* Dataset rows *
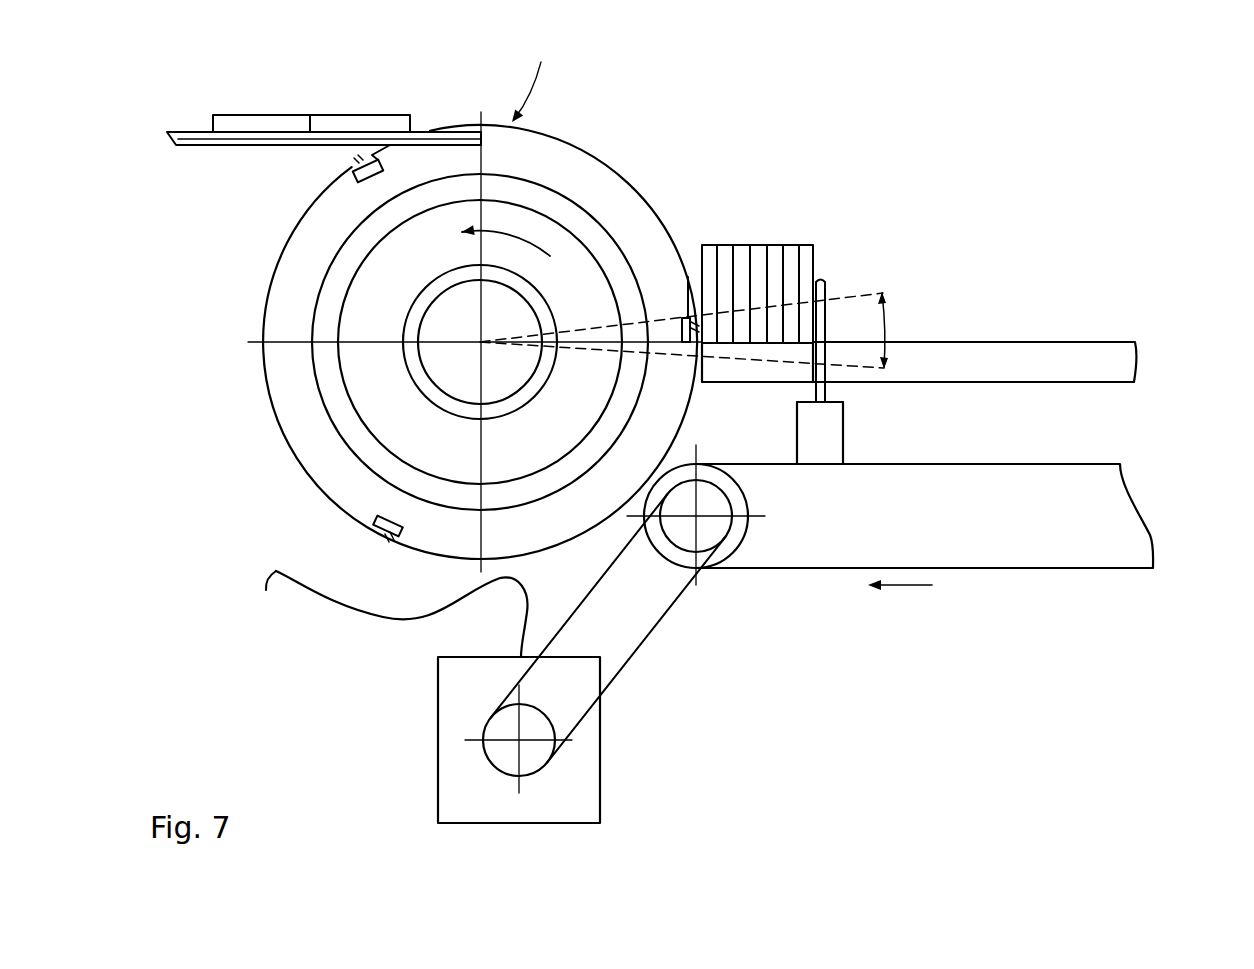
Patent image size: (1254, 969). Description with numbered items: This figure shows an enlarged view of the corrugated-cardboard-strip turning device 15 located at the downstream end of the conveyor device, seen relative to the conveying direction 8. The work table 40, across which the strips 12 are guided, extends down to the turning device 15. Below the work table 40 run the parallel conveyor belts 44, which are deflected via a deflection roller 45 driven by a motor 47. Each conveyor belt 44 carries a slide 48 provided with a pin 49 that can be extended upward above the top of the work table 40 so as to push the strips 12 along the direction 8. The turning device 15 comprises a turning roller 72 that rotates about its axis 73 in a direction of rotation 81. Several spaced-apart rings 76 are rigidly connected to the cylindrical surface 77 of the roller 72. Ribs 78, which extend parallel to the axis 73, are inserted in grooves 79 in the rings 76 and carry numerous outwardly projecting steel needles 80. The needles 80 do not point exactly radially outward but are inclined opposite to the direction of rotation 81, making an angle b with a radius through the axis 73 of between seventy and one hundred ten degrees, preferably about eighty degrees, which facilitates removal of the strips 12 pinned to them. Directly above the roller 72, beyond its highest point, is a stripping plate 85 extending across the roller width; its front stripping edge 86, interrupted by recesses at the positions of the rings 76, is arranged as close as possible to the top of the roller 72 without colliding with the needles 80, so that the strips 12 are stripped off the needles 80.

The direction 8 is at (900, 586).
The strips 12 is at (327, 118).
The corrugated-cardboard-strip turning device 15 is at (534, 77).
The work table 40 is at (1124, 360).
The conveyor belts 44 is at (1100, 464).
The deflection roller 45 is at (712, 533).
The motor 47 is at (456, 686).
The slide 48 is at (820, 449).
The pin 49 is at (821, 280).
The turning roller 72 is at (357, 378).
The axis 73 is at (480, 342).
The rings 76 is at (598, 173).
The cylindrical surface 77 is at (320, 353).
The ribs 78 is at (353, 171).
The grooves 79 is at (390, 518).
The needles 80 is at (387, 537).
The direction of rotation 81 is at (508, 233).
The stripping plate 85 is at (181, 138).
The front stripping edge 86 is at (483, 142).
The angle b is at (691, 330).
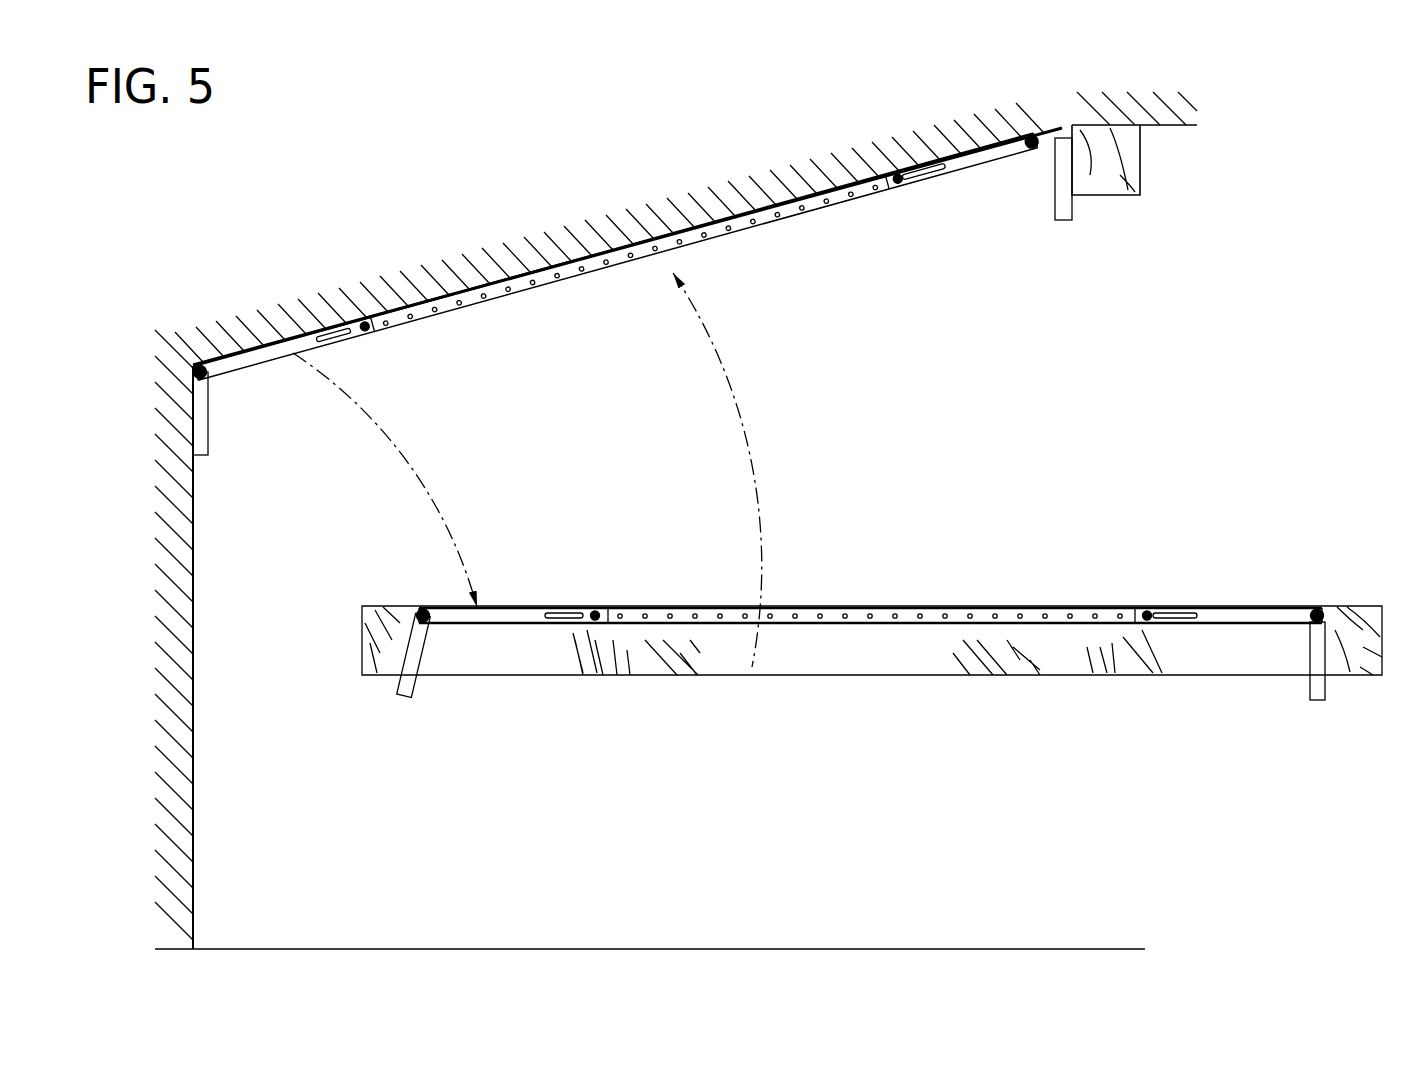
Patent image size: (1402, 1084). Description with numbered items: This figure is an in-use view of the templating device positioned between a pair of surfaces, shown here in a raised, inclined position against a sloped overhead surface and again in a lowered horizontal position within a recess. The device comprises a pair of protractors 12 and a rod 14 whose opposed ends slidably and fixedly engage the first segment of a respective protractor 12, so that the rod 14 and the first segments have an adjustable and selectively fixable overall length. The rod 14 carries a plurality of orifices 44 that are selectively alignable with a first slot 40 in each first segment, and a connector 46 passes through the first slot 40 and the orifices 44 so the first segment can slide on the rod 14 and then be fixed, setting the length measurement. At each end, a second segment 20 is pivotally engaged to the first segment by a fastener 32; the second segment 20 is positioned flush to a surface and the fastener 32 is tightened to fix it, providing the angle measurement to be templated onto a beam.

The protractor 12 is at (208, 410).
The rod 14 is at (418, 301).
The second segment 20 is at (1069, 216).
The fastener 32 is at (1060, 120).
The first slot 40 is at (919, 166).
The orifices 44 is at (648, 240).
The connector 46 is at (886, 168).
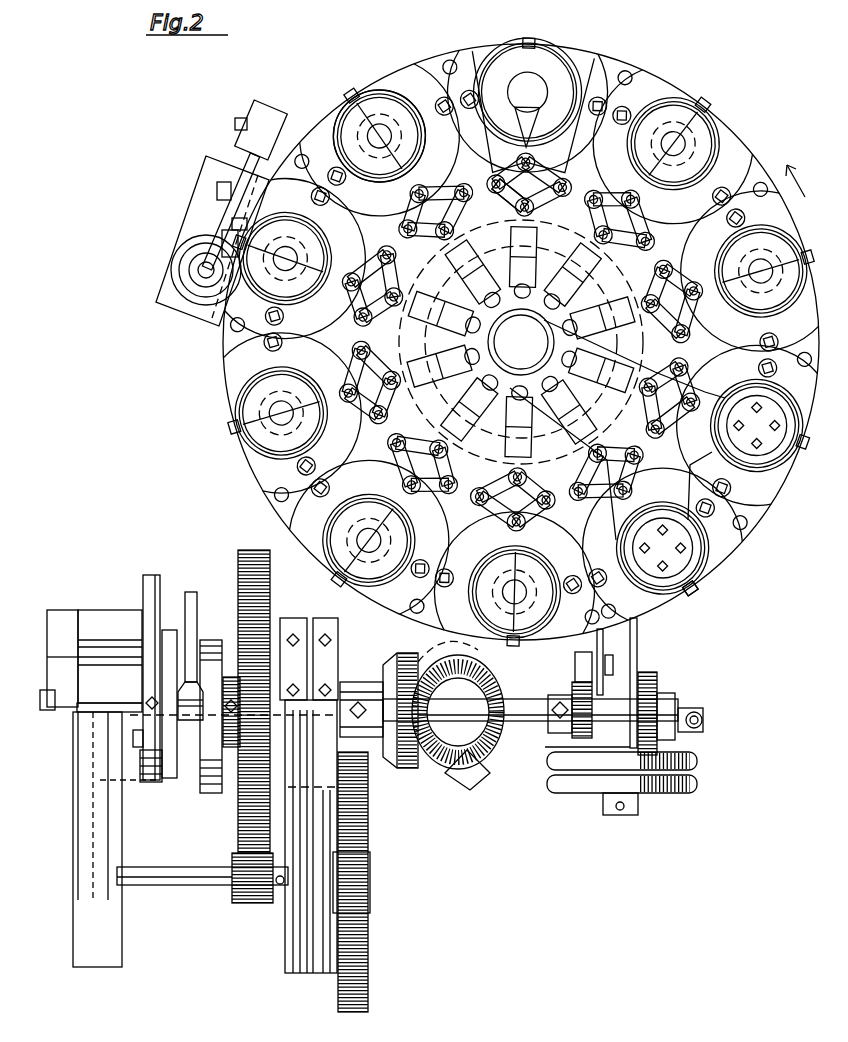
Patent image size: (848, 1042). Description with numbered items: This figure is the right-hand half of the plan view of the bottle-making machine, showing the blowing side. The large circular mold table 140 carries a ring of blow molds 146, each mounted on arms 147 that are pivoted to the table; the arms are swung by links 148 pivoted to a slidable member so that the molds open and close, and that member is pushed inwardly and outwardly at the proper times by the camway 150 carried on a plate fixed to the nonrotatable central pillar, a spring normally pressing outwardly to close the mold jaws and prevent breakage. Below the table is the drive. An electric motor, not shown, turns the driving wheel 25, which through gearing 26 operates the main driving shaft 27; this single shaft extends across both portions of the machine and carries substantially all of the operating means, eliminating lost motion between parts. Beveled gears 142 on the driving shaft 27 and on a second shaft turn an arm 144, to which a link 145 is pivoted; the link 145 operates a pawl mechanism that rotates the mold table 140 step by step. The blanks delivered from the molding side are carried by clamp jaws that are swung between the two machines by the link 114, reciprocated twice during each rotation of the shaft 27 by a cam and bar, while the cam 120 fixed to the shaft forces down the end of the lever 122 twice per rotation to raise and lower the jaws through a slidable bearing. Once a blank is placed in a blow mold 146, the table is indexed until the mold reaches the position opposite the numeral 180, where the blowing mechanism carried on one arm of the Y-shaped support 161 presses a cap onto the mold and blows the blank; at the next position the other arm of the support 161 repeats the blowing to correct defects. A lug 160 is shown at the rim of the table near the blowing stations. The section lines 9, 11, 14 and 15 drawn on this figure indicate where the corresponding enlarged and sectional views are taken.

The mold table 140 is at (758, 514).
The blow molds 146 is at (413, 88).
The arms 147 is at (389, 136).
The links 148 is at (462, 230).
The camway 150 is at (620, 268).
The stop lug 160 is at (706, 577).
The Y-shaped support 161 is at (736, 536).
The blowing position 180 is at (662, 617).
The link 145 is at (427, 632).
The beveled gears 142 is at (428, 770).
The arm 144 is at (487, 770).
The main driving shaft 27 is at (530, 723).
The driving wheel 25 is at (368, 833).
The gearing 26 is at (238, 847).
The link 114 is at (195, 600).
The lever 122 is at (147, 598).
The cam 120 is at (170, 778).
The section line 14— 14 is at (130, 545).
The section line 11— 11 is at (180, 603).
The section line 9— 9 is at (240, 610).
The section line 15— 15 is at (328, 608).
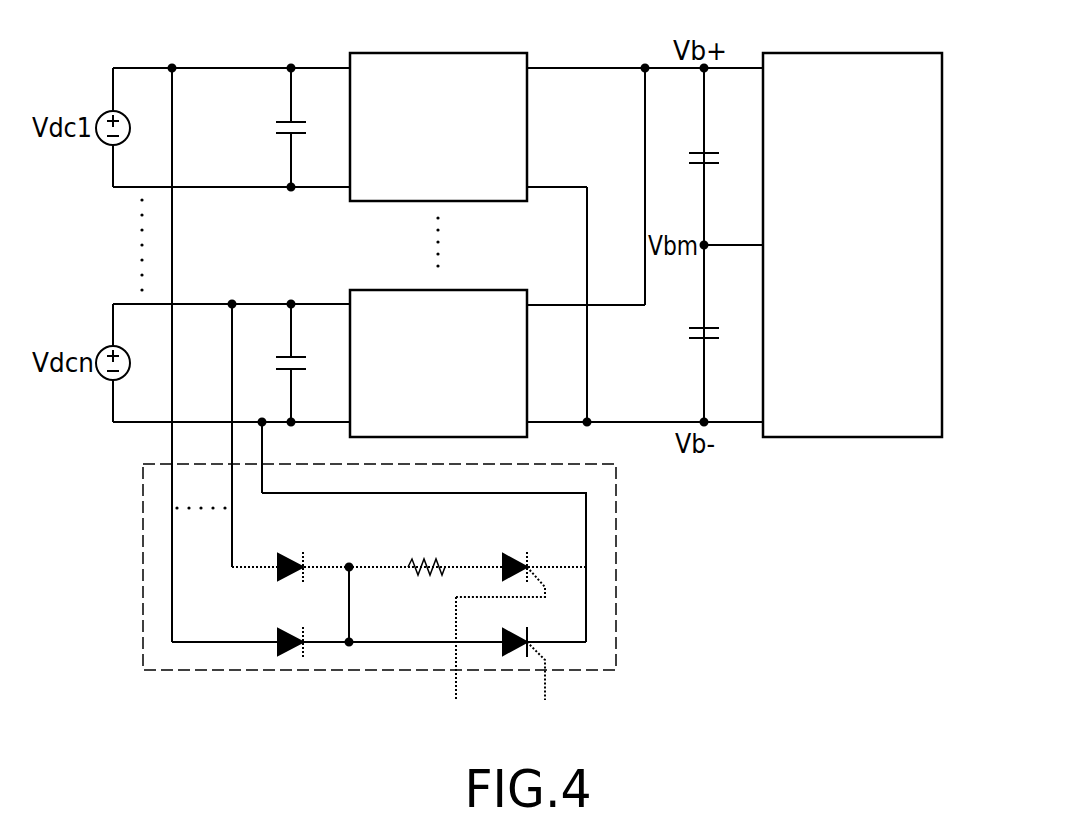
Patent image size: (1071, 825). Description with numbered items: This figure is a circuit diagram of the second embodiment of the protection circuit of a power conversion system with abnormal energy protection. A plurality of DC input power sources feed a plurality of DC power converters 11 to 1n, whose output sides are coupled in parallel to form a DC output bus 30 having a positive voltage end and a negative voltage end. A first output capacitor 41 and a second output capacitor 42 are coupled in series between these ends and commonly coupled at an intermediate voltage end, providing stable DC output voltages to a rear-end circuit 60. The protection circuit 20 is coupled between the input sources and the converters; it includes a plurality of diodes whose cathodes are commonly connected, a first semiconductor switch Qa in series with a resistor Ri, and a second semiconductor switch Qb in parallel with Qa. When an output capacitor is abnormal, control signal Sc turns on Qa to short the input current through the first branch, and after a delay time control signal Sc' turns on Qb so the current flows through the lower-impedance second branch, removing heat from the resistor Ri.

The DC power converter 11 is at (438, 58).
The DC power converter 1n is at (450, 297).
The DC output bus 30 is at (756, 213).
The first output capacitor 41 is at (710, 147).
The second output capacitor 42 is at (710, 322).
The rear-end circuit 60 is at (852, 60).
The protection circuit 20 is at (610, 567).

* Written instruction *
Copy verbatim the lines starting at the one containing "Patent image size: (1071, 825)." and ending with the one containing "The DC power converter 11 is at (438, 58).", including both of those lines.

* Worked solution *
Patent image size: (1071, 825). Description with numbered items: This figure is a circuit diagram of the second embodiment of the protection circuit of a power conversion system with abnormal energy protection. A plurality of DC input power sources feed a plurality of DC power converters 11 to 1n, whose output sides are coupled in parallel to form a DC output bus 30 having a positive voltage end and a negative voltage end. A first output capacitor 41 and a second output capacitor 42 are coupled in series between these ends and commonly coupled at an intermediate voltage end, providing stable DC output voltages to a rear-end circuit 60. The protection circuit 20 is coupled between the input sources and the converters; it includes a plurality of diodes whose cathodes are commonly connected, a first semiconductor switch Qa in series with a resistor Ri, and a second semiconductor switch Qb in parallel with Qa. When an output capacitor is abnormal, control signal Sc turns on Qa to short the input current through the first branch, and after a delay time control signal Sc' turns on Qb so the current flows through the lower-impedance second branch, removing heat from the resistor Ri.

The DC power converter 11 is at (438, 58).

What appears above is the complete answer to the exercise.